■ THE TASKS ■
(a) According to the review passage, what did the writer's mother say she had figured out was wrong with her?
(b) Continue the review passage on the book Enshittification, beginning after its final sentence.

## BEGIN TEXT EXTRACT

Sometime in my adolescent years, my mother burst into my room and excitedly blurted out that she had figured out what was wrong with her, issues we would now describe as mental illness. She was the adult child of an alcoholic, she told me, echoing one of the 1980’s many self-help mantras.
“Great,” I replied. “Now what are you going to do about it?”
Consumed by her epiphany, she wasn’t prepared for that question. But this was perhaps an early example of a pragmatism I had that my mother sadly still lacks. To me, it wasn’t enough to identify the problem. That was just the preamble to solving the problem.
Whether my mother identified her problem correctly is debatable, but it’s clear she never did solve it. I bring this story from my youth up here because I was reminded of it while reading Cory Doctorow’s excellent book Enshittification. It’s foundational to understanding what’s wrong with personal technology today, but if it falls short in any way, and it does, it’s that the book doesn’t help the reader solve the problems caused by Big Tech enshittification.

## END TEXT EXTRACT
## BEGIN DATA PROVIDED

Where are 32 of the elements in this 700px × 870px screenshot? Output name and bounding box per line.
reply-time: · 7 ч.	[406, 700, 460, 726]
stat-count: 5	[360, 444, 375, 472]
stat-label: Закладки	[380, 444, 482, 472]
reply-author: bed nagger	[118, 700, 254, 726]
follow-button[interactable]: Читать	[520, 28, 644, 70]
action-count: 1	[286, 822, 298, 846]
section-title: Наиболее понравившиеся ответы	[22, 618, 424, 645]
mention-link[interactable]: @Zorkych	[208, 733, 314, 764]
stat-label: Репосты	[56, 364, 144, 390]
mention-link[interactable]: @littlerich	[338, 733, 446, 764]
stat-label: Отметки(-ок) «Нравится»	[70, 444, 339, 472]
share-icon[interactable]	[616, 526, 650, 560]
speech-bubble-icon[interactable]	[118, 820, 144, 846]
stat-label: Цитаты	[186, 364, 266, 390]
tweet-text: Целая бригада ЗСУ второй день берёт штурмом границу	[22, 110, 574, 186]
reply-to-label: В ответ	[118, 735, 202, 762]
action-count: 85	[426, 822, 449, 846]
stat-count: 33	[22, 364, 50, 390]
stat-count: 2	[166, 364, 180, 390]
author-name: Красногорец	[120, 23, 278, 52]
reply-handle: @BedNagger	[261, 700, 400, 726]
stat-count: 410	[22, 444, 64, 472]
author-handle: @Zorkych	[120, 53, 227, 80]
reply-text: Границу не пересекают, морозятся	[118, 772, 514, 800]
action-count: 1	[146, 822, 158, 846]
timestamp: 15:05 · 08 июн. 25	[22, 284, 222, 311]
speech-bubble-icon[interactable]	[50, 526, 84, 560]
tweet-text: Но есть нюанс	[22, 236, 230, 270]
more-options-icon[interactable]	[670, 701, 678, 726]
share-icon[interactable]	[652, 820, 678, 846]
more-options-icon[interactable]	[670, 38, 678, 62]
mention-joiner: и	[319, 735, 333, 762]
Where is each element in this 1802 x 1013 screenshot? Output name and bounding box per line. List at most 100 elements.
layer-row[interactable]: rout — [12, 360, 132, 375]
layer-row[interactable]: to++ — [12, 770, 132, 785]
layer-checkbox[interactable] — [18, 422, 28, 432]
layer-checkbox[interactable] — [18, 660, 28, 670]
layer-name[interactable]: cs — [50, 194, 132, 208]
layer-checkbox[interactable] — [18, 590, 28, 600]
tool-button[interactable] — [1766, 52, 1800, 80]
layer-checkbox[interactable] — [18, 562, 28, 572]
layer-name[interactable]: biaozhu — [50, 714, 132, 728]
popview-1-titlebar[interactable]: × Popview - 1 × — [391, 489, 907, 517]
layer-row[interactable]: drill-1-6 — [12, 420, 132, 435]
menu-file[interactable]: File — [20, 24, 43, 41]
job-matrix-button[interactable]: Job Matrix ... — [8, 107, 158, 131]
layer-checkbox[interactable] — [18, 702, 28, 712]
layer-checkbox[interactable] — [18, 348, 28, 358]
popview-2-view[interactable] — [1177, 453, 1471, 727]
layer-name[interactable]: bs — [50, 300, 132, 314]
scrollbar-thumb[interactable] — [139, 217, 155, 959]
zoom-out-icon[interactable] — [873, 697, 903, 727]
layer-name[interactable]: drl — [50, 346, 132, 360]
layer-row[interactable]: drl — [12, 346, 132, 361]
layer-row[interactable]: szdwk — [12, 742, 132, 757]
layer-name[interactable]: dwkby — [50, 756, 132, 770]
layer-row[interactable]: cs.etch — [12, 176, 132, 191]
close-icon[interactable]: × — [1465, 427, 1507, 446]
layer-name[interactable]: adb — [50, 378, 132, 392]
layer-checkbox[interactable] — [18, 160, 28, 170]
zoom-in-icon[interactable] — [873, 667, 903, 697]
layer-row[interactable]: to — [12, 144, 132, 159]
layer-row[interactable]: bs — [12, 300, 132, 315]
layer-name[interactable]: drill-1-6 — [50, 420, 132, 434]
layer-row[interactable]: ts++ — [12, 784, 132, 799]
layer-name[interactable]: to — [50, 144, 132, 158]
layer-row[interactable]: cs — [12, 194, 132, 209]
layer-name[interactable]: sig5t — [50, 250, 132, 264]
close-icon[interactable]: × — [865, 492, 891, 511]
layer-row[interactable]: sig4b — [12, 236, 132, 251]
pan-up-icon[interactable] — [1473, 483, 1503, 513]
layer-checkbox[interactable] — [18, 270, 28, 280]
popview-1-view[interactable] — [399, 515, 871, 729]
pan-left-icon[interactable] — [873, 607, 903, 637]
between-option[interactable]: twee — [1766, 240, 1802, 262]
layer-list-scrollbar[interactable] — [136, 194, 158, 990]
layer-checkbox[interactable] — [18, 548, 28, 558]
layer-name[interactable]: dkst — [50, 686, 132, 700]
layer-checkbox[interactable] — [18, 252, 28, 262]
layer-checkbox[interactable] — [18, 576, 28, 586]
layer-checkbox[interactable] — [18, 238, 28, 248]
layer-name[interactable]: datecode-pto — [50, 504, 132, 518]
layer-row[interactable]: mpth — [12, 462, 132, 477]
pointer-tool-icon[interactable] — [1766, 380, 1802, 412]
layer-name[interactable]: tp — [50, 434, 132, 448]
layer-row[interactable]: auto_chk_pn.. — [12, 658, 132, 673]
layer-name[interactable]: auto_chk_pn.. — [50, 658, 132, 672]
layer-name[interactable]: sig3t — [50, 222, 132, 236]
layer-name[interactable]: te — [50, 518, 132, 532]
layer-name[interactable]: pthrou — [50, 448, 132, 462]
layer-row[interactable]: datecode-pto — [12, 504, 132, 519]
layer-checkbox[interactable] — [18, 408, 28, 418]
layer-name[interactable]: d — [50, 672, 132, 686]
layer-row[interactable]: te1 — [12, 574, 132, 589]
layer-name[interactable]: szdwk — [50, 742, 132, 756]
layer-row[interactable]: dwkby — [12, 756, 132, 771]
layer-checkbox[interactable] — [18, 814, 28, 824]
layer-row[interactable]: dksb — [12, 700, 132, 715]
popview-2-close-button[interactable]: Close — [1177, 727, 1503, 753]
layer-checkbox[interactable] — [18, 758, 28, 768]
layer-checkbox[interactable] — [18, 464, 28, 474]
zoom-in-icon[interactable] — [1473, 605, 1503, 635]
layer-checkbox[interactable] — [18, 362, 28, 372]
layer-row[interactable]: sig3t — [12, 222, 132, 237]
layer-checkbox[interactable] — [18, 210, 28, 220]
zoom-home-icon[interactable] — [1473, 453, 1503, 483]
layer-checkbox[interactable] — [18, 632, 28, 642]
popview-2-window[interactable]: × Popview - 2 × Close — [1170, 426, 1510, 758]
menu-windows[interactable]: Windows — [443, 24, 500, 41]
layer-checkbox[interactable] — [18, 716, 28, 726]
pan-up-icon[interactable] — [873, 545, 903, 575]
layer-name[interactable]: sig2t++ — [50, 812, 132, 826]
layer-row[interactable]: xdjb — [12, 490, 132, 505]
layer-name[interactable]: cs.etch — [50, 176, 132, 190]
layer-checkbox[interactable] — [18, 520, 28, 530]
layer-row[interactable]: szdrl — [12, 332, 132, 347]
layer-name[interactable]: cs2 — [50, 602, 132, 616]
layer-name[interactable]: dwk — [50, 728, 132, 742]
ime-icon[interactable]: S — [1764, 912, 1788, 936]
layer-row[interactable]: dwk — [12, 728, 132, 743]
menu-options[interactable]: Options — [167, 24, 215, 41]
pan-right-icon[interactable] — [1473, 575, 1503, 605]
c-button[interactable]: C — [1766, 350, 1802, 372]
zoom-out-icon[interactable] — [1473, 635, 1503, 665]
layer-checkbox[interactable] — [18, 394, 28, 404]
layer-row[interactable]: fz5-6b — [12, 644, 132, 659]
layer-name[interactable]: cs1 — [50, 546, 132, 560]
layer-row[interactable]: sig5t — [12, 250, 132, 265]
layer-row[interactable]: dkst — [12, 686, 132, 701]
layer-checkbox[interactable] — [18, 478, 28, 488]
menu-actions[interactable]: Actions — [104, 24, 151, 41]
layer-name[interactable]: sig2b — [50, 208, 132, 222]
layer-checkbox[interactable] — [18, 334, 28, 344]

## END DATA PROVIDED

■ ANSWERS ■
(a) She said she was the adult child of an alcoholic.

(b)
This is a failing Doctorow has acknowledged in recent interviews, and though it doesn’t detract from the work per se, the subtitle of this book is literally “Why everything suddenly got worse and what to do about it.” And I very much want to know what we can do about it.
Granted, I could effectively argue that this is, in many ways, my life’s work. People still think of me as the Windows guy, or at least a Windows guy. That’s fine, it’s a simple way to describe over 30 years of work. But I was always bothered by what I see as fundamental misunderstanding of what it is I’ve done and why. That is, I’m not here to support Microsoft or Windows, I’m not a cheerleader. I’m here to support the people who use Windows and other personal technology products and services.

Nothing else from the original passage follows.